§ Page text

####################

The_vm object will construct our volumetric model, using the VolumeModel property.
- Volume Model: is a tool for volume data visualization via Direct Volume Rendering. VolumeModel takes the volume data inside and visualizes it.
- LightningChart’s volume rendering engine is based on the Volume Ray Casting.
- An image is produced by the algorithm via the volume data sampling along the tracks of the rays which travel inside the dataset.
- A simple realization of hardware acceleration for Volume Ray Casting requires generating boundaries for a volume object.
- Usually, they are represented by a cube. High rendering quality without artifacts and usage of the interchangeable ray function are the main advantages of this technology.
- Loading Data: there are several ways how the data can be imported to the VolumeModel:
- Data can be supplied to the Data property as a collection of images that represent slices of the dataset
- Data can be supplied directly to the constructor of the VolumeModel in various ways
- Data can be supplied to the VolumeModel via one of the load functions
- SliceRange: this property allows cutting away a part of the VolumeModel. It is a very useful tool for the exploration of the object’s internal structure. SliceRange contains two boundaries, Min and Max, both of which are represented by three pointing float values.
- SamplingRateOptions: contains several options for SamplingRateManager. SamplingRateManager is needed to reach the optimal balance between quality and frame rate for the hardware.
- By default, SamplingRateManager is turned on by the property Enabled being set true. If set false, the ManualSamplingRate value will be used.

####################

§ Information shown

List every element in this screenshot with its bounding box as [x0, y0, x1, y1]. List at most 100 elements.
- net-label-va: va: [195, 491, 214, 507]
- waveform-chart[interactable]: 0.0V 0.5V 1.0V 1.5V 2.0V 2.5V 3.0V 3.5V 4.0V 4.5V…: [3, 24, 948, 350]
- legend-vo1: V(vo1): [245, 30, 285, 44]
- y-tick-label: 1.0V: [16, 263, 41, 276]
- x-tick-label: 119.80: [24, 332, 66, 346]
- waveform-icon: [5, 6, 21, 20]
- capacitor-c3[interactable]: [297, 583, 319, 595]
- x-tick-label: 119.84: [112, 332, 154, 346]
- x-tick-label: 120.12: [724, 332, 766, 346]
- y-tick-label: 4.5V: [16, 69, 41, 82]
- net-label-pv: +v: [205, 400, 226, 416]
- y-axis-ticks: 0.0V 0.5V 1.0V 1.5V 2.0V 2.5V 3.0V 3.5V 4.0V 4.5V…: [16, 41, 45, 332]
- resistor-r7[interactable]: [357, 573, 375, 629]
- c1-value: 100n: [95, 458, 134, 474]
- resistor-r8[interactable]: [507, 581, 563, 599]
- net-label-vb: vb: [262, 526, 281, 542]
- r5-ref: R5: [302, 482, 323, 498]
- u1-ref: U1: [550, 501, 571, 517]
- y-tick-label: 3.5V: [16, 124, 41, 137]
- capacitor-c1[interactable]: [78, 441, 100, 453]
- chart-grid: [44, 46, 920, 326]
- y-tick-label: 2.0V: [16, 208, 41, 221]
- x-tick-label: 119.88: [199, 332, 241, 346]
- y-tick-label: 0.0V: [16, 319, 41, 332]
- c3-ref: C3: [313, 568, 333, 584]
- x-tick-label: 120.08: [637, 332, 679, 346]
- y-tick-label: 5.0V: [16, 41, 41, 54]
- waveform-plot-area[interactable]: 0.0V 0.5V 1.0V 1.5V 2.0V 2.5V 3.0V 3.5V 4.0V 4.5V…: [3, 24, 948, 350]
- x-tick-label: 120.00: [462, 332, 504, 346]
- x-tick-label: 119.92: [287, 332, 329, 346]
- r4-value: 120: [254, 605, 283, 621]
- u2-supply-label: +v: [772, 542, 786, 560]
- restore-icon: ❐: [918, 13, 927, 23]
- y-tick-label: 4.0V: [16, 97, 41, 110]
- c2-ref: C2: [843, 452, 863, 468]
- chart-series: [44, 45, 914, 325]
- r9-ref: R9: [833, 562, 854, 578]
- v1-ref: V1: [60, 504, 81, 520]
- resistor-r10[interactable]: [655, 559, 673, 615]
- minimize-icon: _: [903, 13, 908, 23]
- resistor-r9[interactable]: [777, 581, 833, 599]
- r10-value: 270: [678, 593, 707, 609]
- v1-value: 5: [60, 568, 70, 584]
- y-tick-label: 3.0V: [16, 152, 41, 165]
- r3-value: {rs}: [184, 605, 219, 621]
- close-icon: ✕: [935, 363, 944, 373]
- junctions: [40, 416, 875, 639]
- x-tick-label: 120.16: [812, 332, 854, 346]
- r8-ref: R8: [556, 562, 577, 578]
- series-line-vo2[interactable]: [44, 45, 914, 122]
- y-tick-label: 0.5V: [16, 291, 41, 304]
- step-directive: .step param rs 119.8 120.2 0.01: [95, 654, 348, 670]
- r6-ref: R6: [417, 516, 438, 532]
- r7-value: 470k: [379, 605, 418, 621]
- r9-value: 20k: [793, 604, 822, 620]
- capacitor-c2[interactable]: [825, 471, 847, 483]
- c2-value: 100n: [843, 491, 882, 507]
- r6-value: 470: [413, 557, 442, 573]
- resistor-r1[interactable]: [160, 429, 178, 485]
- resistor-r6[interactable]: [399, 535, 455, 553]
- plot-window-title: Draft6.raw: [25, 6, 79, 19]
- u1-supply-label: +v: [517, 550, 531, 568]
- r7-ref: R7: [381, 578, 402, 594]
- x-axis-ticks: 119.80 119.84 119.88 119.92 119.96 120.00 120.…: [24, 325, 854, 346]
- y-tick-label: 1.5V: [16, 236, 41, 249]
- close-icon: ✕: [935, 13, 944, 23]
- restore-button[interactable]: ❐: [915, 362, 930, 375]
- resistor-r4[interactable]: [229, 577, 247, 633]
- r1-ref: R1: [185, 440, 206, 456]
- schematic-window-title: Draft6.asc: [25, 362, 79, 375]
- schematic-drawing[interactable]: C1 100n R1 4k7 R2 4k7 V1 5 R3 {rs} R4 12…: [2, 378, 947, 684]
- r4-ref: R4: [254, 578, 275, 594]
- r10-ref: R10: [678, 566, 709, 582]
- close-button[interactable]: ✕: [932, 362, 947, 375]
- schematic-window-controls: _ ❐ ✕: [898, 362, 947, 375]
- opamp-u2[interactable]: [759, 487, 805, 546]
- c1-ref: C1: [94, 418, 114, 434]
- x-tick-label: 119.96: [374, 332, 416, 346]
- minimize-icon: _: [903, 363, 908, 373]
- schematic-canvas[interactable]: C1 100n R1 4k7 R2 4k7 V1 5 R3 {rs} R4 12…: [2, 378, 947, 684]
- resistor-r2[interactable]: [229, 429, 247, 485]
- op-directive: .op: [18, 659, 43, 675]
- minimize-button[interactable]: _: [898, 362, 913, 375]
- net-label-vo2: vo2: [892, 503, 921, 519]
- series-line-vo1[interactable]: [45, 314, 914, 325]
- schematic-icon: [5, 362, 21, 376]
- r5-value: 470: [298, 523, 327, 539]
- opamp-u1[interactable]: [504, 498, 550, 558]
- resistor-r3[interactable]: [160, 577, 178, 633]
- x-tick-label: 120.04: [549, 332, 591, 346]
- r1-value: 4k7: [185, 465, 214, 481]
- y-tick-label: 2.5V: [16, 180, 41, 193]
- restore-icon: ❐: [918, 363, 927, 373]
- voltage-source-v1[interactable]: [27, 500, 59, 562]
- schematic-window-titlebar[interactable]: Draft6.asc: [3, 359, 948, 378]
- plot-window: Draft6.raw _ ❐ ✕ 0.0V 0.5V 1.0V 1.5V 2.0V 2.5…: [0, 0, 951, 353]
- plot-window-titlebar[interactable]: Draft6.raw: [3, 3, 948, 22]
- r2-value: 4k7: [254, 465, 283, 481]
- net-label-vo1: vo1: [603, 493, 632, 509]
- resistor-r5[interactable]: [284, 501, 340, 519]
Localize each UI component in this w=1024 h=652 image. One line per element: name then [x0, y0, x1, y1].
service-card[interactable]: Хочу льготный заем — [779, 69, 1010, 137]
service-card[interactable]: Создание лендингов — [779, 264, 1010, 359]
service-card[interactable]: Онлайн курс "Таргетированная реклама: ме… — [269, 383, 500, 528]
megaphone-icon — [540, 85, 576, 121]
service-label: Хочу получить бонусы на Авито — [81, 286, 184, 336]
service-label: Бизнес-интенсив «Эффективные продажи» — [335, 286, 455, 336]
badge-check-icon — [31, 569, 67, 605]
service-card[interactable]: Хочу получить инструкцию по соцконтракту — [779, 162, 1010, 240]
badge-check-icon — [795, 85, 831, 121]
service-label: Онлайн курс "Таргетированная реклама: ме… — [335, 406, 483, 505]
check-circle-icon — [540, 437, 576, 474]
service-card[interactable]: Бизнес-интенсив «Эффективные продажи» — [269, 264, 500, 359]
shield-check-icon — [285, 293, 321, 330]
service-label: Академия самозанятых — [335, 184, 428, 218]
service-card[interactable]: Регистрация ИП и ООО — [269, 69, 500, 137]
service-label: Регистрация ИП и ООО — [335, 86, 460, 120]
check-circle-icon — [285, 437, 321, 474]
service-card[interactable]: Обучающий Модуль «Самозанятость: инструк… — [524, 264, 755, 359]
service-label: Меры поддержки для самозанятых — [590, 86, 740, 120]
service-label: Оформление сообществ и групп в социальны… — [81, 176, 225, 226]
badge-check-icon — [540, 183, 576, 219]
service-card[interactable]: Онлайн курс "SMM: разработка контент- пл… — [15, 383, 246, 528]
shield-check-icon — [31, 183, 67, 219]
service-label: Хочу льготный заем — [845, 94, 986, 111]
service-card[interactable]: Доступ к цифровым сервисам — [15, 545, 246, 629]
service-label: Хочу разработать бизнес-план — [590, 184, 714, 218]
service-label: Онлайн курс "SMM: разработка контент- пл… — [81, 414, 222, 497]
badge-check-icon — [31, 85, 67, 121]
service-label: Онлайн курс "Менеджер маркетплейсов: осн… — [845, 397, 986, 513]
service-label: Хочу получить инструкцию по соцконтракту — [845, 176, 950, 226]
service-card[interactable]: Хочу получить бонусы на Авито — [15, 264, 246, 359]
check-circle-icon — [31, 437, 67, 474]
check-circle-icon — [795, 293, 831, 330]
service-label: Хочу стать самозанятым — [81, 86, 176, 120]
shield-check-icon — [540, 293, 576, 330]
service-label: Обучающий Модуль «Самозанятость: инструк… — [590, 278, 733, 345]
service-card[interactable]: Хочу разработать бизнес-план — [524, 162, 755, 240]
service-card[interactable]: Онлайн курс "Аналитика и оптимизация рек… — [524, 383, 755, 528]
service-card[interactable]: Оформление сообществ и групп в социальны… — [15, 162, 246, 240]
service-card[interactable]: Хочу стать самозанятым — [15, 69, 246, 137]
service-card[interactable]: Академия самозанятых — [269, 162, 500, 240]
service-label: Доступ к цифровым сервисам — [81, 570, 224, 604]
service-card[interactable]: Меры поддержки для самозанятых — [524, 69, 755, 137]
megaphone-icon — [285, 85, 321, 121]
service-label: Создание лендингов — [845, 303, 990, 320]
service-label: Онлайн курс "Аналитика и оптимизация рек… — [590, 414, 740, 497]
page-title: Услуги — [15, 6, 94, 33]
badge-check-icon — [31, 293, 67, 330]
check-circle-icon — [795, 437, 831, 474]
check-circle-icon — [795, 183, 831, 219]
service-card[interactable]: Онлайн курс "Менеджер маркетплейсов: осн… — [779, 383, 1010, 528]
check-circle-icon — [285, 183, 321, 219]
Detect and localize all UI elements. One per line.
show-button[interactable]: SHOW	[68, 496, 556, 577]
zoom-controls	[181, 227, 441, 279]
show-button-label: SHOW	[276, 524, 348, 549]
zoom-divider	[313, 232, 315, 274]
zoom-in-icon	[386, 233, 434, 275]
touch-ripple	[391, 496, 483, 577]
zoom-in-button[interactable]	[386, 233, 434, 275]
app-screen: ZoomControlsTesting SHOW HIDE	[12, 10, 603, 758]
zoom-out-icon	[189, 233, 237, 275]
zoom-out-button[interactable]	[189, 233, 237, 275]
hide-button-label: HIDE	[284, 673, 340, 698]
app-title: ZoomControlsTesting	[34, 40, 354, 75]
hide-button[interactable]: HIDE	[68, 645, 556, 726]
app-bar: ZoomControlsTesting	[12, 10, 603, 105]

####################

§ Exercise
How would you restate the paragraph of the VolumeModel text that begins "SliceRange: this property allows" as a short list of its main facts? Rely only on the VolumeModel text, not on the items.

§ Output of the task
- SliceRange cuts away a part of the VolumeModel.
- It is useful for exploring the object's internal structure.
- It has two boundaries, Min and Max, each represented by three float values.